- **STATED GOAL**:
Check each line of the material below, and copy it if it holds the string "diverse".

Records from a collection:
····················

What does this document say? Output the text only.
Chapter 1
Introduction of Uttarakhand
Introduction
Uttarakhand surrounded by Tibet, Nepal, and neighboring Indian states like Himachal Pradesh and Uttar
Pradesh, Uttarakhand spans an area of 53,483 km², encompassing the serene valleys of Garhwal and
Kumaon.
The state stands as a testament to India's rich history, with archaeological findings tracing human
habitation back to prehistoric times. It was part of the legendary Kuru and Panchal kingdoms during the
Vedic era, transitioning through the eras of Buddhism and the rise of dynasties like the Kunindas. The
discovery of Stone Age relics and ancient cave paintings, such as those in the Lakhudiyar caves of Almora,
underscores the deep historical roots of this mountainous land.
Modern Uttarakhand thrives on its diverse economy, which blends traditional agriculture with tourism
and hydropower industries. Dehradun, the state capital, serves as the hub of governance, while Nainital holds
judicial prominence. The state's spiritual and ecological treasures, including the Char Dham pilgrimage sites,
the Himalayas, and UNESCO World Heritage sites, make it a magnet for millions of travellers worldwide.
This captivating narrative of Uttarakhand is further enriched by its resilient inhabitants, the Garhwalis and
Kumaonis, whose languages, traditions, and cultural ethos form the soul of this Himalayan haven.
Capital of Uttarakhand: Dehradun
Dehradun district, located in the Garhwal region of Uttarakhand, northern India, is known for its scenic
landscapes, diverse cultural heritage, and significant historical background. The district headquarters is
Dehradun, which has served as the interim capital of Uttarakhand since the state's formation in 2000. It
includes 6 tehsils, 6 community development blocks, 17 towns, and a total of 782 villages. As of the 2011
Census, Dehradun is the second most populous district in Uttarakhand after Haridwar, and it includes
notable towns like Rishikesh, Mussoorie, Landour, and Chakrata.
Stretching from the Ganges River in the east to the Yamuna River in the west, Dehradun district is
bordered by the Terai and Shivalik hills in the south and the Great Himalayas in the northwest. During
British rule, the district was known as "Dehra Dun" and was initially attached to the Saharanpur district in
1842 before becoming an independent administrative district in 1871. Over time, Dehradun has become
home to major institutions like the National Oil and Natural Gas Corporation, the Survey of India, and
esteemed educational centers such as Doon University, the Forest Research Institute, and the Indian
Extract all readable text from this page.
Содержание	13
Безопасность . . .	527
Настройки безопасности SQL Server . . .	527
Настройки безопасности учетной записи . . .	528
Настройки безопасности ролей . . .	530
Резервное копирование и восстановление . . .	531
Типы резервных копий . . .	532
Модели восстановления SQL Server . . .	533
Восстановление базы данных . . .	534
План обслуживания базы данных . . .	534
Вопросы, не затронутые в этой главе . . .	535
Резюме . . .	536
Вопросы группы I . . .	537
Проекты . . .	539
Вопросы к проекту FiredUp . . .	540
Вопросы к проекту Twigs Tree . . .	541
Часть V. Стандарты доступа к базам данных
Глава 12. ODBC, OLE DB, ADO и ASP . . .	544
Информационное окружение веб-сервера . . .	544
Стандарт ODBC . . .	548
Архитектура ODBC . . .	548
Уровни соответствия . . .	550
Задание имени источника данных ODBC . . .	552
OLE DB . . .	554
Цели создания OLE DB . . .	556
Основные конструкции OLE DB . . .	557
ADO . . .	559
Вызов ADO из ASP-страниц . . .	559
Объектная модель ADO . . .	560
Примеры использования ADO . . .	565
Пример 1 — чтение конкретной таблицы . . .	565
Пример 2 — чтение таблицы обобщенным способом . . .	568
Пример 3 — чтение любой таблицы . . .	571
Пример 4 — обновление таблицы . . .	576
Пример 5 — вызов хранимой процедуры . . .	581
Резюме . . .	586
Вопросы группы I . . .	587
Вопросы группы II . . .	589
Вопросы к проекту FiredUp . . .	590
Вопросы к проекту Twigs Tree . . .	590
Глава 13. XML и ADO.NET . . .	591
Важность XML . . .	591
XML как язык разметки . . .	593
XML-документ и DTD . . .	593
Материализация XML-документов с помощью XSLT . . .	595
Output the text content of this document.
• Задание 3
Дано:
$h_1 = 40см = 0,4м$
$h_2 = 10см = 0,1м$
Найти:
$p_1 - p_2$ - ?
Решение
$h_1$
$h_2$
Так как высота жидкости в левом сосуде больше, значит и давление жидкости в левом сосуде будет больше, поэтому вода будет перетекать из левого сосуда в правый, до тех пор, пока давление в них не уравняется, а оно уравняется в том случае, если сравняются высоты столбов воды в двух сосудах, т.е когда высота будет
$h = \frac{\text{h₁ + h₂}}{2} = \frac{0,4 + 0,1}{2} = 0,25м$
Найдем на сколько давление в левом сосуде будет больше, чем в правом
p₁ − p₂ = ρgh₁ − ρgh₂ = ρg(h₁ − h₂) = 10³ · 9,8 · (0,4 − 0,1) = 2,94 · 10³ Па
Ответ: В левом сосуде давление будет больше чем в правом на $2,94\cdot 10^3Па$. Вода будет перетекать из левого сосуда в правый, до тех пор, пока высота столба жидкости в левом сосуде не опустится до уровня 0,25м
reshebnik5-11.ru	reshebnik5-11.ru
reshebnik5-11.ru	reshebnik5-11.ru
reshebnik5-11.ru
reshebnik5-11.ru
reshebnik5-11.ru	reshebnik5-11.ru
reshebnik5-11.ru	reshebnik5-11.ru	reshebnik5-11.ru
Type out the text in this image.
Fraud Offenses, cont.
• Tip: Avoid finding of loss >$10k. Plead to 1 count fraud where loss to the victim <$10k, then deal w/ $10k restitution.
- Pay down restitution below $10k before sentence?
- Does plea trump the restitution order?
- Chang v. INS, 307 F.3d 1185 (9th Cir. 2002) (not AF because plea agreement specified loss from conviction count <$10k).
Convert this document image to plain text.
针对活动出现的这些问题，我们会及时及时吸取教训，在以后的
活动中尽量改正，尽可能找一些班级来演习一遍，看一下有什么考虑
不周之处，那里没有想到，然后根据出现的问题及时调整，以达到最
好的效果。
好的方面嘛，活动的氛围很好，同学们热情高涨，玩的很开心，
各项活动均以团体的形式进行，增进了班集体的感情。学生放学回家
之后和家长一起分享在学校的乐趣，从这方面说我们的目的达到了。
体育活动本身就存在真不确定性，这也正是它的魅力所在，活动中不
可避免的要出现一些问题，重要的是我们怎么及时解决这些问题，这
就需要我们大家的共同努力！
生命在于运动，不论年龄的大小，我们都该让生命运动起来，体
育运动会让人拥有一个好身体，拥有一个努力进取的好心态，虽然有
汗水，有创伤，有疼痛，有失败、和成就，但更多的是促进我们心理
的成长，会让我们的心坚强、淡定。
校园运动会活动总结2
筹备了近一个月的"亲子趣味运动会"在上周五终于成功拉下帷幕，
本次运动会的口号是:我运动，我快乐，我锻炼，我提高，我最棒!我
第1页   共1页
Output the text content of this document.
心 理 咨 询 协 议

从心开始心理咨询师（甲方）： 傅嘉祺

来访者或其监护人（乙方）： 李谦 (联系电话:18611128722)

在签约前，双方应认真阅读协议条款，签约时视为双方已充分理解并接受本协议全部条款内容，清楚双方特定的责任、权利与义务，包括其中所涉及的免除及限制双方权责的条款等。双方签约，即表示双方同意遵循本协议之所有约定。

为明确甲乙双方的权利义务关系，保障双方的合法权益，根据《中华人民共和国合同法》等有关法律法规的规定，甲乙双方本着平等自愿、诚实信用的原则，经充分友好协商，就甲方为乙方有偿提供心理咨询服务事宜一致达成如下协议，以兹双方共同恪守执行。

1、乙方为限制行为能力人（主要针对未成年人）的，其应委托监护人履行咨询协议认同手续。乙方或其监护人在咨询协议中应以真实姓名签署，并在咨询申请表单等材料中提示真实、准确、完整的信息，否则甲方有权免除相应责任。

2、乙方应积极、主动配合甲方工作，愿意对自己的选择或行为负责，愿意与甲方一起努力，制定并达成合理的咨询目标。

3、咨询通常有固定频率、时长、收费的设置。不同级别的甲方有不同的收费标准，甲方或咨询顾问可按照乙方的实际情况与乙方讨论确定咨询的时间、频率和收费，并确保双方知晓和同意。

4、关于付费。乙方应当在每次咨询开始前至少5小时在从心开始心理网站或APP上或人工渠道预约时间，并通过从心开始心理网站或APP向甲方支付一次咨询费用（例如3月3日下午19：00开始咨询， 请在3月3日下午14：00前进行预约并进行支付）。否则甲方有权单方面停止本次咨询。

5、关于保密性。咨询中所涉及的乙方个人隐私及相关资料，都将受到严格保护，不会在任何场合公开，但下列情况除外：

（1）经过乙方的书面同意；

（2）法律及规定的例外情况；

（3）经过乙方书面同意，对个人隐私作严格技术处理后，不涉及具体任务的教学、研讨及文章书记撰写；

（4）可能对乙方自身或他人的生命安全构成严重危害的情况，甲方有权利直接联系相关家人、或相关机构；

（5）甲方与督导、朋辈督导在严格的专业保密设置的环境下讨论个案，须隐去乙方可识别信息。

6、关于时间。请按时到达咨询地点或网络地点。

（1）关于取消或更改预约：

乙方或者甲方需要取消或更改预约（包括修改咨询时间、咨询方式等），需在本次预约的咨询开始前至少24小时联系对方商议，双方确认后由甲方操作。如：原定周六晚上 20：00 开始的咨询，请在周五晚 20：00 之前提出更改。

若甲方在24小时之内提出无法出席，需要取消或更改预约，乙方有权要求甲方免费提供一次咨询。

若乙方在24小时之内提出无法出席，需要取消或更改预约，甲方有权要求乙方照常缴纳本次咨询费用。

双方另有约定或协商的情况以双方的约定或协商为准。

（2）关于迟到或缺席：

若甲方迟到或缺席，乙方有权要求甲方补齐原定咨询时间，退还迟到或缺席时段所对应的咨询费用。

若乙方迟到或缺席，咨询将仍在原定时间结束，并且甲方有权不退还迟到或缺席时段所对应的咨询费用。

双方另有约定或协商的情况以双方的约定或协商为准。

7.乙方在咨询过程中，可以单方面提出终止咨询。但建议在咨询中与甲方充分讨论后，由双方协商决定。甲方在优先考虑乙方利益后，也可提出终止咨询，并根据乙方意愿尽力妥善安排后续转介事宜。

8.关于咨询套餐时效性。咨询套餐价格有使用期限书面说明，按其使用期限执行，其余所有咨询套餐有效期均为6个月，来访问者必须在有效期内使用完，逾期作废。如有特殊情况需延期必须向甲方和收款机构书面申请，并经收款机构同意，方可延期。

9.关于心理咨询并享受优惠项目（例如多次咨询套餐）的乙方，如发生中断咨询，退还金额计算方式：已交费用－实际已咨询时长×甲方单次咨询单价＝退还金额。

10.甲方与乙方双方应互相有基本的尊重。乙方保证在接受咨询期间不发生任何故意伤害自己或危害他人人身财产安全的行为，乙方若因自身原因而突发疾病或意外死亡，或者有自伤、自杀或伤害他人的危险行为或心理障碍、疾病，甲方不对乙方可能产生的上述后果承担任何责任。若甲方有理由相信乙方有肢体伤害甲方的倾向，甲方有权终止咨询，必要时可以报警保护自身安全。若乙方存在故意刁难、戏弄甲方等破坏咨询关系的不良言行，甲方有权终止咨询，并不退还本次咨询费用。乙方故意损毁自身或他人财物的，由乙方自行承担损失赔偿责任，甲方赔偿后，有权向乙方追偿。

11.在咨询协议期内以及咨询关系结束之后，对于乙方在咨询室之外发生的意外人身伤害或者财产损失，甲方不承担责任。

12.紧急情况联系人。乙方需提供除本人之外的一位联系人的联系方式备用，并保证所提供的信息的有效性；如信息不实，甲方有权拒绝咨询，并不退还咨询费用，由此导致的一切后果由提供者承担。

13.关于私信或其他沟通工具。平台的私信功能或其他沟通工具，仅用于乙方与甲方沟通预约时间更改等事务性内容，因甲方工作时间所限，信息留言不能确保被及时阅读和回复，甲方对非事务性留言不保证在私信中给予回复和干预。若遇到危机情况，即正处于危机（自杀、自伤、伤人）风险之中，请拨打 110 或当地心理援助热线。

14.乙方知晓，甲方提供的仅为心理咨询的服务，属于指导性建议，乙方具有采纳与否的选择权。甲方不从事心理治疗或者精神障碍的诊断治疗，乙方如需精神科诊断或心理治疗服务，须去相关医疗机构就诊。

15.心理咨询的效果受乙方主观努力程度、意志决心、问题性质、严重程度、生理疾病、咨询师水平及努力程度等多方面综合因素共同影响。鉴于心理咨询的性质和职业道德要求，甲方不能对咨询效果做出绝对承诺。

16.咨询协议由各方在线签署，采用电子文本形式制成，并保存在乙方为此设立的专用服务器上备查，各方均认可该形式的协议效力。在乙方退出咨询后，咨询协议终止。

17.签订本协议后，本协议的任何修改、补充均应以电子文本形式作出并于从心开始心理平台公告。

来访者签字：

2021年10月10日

····················

- **FULL SOLUTION**:
Modern Uttarakhand thrives on its diverse economy, which blends traditional agriculture with tourism
landscapes, diverse cultural heritage, and significant historical background. The district headquarters is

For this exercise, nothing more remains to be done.